┌──

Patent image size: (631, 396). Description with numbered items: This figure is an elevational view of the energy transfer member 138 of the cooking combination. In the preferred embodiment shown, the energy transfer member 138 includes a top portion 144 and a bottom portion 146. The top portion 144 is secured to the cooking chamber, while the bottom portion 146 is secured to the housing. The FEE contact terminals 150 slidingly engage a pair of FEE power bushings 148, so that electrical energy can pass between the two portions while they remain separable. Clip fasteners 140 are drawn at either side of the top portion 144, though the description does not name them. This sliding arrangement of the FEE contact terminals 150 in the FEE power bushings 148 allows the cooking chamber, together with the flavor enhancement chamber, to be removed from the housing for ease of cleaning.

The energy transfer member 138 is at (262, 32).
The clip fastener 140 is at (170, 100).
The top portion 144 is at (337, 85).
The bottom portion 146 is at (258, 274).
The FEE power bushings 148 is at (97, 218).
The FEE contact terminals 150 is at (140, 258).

└──
┌──

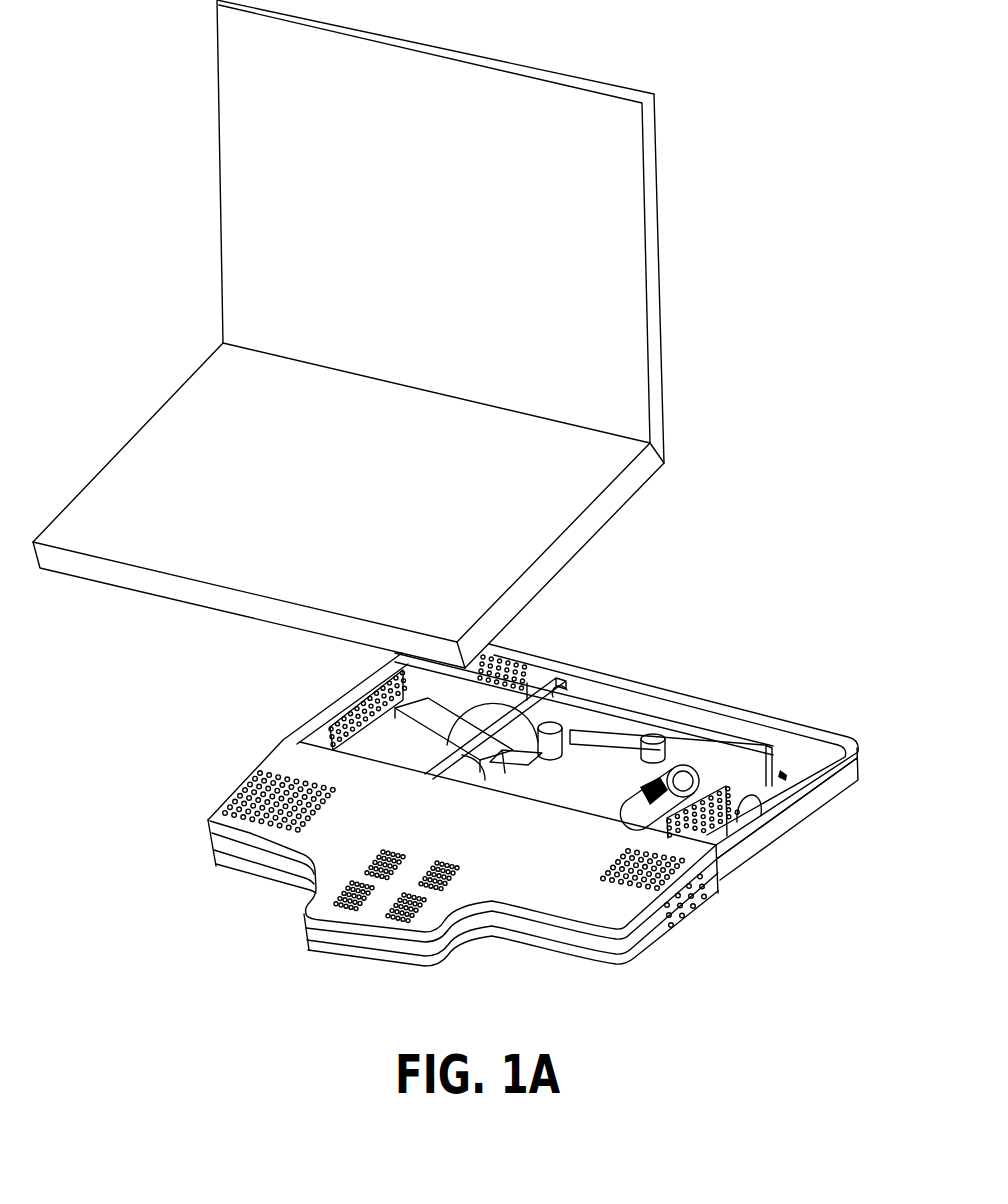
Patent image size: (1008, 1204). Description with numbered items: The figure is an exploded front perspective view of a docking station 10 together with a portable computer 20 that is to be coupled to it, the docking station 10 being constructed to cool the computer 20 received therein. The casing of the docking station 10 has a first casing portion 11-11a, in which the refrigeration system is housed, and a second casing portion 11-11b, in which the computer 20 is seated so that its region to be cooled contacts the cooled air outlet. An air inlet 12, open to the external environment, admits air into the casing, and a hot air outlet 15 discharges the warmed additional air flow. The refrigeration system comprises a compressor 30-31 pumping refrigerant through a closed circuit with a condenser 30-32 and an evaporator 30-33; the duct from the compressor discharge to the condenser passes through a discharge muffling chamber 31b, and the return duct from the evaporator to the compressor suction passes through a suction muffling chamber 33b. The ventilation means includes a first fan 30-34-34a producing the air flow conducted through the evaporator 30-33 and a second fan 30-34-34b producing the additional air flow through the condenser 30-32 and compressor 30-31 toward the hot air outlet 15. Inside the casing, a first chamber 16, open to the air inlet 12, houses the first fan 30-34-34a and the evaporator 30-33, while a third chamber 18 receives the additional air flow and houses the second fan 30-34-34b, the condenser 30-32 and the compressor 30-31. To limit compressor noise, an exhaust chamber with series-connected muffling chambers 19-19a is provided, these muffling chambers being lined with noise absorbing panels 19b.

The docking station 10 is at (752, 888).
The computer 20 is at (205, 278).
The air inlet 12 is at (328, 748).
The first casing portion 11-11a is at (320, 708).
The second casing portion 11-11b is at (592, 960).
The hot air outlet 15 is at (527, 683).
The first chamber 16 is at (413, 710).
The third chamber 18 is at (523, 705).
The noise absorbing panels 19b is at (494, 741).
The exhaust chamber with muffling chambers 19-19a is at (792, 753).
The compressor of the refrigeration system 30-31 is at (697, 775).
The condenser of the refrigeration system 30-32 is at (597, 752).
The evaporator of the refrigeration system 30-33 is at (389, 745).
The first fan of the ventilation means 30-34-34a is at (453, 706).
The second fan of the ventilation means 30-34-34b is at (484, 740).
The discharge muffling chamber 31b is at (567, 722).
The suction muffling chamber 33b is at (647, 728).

└──

■ AIM OF THE TASK
Repeat verbatim the records that open with the line containing "Patent image size: (631, 396)." and close with the line containing "The bottom portion 146 is at (258, 274).", including both of those lines.

■ OUTPUT BELOW
Patent image size: (631, 396). Description with numbered items: This figure is an elevational view of the energy transfer member 138 of the cooking combination. In the preferred embodiment shown, the energy transfer member 138 includes a top portion 144 and a bottom portion 146. The top portion 144 is secured to the cooking chamber, while the bottom portion 146 is secured to the housing. The FEE contact terminals 150 slidingly engage a pair of FEE power bushings 148, so that electrical energy can pass between the two portions while they remain separable. Clip fasteners 140 are drawn at either side of the top portion 144, though the description does not name them. This sliding arrangement of the FEE contact terminals 150 in the FEE power bushings 148 allows the cooking chamber, together with the flavor enhancement chamber, to be removed from the housing for ease of cleaning.

The energy transfer member 138 is at (262, 32).
The clip fastener 140 is at (170, 100).
The top portion 144 is at (337, 85).
The bottom portion 146 is at (258, 274).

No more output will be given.